Task brief => Reproduce every line in the listing that contains the word "information".

#### Records provided ####

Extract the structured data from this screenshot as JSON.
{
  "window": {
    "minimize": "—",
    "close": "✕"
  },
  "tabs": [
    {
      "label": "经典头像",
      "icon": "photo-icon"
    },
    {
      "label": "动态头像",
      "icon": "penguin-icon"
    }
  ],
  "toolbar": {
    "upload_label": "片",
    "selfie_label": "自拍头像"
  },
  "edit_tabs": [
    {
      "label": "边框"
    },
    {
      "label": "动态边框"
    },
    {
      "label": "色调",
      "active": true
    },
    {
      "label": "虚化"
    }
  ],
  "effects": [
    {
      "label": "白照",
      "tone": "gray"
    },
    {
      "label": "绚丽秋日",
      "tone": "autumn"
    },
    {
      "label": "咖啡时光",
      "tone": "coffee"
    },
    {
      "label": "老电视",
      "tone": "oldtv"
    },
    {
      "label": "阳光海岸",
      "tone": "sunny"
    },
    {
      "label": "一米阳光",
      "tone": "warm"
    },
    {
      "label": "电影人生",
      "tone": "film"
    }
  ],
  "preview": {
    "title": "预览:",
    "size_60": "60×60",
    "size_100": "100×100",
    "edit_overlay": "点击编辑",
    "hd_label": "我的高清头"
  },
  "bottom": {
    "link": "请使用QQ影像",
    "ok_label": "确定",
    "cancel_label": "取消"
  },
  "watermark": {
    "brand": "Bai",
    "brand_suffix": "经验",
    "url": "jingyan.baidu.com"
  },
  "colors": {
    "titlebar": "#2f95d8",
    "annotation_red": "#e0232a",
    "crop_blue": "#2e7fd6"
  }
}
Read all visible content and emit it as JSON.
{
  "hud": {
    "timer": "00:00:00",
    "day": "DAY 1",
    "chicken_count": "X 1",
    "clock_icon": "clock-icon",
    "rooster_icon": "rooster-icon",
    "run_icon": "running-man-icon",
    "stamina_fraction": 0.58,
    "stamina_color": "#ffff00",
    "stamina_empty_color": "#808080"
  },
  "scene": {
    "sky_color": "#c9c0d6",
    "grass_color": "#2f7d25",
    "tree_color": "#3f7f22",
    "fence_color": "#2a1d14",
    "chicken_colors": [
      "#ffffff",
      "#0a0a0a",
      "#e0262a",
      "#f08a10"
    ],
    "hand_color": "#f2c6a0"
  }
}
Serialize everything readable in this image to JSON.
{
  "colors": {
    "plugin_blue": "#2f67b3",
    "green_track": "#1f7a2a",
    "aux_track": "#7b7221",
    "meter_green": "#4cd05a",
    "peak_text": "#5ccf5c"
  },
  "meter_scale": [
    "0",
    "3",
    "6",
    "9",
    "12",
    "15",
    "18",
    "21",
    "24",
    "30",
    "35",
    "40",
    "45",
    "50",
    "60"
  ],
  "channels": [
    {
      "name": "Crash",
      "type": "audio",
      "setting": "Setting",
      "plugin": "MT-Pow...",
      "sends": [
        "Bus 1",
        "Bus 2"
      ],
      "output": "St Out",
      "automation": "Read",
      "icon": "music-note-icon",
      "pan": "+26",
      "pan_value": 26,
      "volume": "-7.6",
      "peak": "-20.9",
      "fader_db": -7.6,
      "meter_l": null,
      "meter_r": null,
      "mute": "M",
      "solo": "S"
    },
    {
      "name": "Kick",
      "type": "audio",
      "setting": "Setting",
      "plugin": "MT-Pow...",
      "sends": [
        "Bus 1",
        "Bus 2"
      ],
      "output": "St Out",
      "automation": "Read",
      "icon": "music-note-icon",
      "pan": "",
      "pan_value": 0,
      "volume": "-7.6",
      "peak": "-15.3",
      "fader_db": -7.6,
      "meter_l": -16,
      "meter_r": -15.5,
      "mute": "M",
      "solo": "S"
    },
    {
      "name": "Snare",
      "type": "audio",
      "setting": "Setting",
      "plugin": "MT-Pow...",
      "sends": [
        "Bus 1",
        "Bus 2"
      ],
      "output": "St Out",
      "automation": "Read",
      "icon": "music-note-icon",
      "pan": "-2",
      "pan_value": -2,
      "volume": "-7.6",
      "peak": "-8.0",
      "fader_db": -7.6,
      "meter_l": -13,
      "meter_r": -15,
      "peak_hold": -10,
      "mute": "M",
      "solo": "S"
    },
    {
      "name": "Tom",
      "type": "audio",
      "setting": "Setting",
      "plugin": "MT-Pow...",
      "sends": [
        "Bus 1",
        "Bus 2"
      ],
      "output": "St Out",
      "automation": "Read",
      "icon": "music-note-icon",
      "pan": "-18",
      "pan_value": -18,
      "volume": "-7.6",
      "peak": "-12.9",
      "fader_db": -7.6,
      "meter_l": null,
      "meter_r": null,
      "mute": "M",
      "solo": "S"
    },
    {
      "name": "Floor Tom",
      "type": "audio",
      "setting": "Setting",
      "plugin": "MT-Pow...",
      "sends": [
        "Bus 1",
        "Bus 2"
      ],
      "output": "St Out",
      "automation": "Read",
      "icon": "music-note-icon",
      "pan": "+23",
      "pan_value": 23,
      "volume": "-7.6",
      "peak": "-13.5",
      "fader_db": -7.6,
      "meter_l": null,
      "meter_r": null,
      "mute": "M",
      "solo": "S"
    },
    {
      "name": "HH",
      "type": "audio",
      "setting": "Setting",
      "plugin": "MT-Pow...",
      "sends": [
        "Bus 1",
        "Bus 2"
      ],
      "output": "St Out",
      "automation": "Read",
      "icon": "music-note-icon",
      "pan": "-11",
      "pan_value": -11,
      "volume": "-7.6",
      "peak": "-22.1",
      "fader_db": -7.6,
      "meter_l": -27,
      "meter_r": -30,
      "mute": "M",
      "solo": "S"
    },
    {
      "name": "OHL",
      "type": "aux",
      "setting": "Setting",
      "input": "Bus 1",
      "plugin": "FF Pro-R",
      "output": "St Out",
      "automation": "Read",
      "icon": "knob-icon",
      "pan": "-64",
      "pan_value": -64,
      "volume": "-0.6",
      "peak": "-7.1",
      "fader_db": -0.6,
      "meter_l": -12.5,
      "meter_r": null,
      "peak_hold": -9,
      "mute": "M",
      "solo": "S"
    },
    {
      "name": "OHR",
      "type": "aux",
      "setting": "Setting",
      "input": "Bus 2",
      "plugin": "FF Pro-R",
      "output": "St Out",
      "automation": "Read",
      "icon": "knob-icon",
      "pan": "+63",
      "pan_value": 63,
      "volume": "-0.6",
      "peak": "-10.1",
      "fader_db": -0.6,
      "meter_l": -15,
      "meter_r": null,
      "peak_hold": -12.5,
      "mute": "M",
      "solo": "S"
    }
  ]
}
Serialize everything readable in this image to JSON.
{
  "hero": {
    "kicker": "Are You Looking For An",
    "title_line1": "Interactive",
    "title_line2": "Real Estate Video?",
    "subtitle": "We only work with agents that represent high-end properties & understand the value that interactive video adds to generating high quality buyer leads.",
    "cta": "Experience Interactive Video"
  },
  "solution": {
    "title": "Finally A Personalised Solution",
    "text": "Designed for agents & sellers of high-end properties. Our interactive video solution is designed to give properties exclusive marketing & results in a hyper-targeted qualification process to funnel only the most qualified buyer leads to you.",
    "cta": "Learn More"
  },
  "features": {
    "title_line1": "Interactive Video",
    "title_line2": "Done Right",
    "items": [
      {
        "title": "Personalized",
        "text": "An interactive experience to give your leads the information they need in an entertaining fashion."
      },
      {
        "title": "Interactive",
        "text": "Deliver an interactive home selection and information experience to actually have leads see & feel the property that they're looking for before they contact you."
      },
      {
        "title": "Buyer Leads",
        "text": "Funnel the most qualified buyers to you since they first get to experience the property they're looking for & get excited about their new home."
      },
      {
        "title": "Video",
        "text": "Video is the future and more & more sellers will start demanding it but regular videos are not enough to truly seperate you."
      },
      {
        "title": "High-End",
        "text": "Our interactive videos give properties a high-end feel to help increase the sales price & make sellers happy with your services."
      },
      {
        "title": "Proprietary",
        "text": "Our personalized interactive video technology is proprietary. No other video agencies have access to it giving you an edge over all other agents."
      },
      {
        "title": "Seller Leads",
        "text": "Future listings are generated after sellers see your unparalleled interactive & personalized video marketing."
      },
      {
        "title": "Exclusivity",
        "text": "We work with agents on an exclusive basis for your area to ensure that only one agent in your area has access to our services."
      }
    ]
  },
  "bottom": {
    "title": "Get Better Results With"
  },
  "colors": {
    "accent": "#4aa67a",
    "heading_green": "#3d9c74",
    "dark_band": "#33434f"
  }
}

####

Output =>
        "text": "An interactive experience to give your leads the information they need in an entertaining fashion."
        "text": "Deliver an interactive home selection and information experience to actually have leads see & feel the property that they're looking for before they contact you."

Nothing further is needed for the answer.